— start —

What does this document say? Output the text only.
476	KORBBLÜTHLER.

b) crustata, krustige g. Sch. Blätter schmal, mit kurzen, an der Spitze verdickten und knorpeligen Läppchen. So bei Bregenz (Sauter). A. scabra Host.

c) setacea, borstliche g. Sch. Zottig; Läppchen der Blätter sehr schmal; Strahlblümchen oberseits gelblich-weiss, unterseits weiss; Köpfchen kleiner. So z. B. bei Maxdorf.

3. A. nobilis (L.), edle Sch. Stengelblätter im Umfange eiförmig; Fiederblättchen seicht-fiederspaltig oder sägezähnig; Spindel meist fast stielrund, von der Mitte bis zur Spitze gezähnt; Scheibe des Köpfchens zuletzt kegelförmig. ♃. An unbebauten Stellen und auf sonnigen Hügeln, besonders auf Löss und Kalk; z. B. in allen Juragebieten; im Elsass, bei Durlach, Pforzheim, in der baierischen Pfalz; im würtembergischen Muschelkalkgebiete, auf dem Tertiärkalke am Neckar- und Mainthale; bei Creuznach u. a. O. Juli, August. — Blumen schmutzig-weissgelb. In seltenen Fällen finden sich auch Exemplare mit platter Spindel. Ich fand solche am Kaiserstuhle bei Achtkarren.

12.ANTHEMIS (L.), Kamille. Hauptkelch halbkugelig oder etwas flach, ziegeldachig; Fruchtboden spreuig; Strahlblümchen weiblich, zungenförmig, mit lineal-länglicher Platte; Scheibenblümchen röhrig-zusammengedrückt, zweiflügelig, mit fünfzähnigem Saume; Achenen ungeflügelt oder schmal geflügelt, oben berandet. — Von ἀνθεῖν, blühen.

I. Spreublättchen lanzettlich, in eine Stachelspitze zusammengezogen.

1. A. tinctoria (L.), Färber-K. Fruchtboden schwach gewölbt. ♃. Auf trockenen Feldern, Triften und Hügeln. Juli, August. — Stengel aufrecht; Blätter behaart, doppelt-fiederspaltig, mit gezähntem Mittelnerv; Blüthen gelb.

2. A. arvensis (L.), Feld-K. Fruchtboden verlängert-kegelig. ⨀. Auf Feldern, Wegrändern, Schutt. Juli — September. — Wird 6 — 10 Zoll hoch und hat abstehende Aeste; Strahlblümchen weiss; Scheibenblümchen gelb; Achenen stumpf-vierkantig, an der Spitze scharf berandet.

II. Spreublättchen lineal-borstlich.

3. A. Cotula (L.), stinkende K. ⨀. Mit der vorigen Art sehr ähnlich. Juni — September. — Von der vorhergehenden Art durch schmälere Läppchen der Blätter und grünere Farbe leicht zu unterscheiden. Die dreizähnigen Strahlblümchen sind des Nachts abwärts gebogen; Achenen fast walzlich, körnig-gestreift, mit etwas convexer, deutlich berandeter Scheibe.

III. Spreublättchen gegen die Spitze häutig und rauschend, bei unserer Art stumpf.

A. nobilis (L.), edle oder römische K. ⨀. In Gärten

— end —

Copy every line of the data that holds the string "fiederspaltig".

# Complete answer:
3. A. nobilis (L.), edle Sch. Stengelblätter im Umfange eiförmig; Fiederblättchen seicht-fiederspaltig oder sägezähnig; Spindel meist fast stielrund, von der Mitte bis zur Spitze gezähnt; Scheibe des Köpfchens zuletzt kegelförmig. ♃. An unbebauten Stellen und auf sonnigen Hügeln, besonders auf Löss und Kalk; z. B. in allen Juragebieten; im Elsass, bei Durlach, Pforzheim, in der baierischen Pfalz; im würtembergischen Muschelkalkgebiete, auf dem Tertiärkalke am Neckar- und Mainthale; bei Creuznach u. a. O. Juli, August. — Blumen schmutzig-weissgelb. In seltenen Fällen finden sich auch Exemplare mit platter Spindel. Ich fand solche am Kaiserstuhle bei Achtkarren.
1. A. tinctoria (L.), Färber-K. Fruchtboden schwach gewölbt. ♃. Auf trockenen Feldern, Triften und Hügeln. Juli, August. — Stengel aufrecht; Blätter behaart, doppelt-fiederspaltig, mit gezähntem Mittelnerv; Blüthen gelb.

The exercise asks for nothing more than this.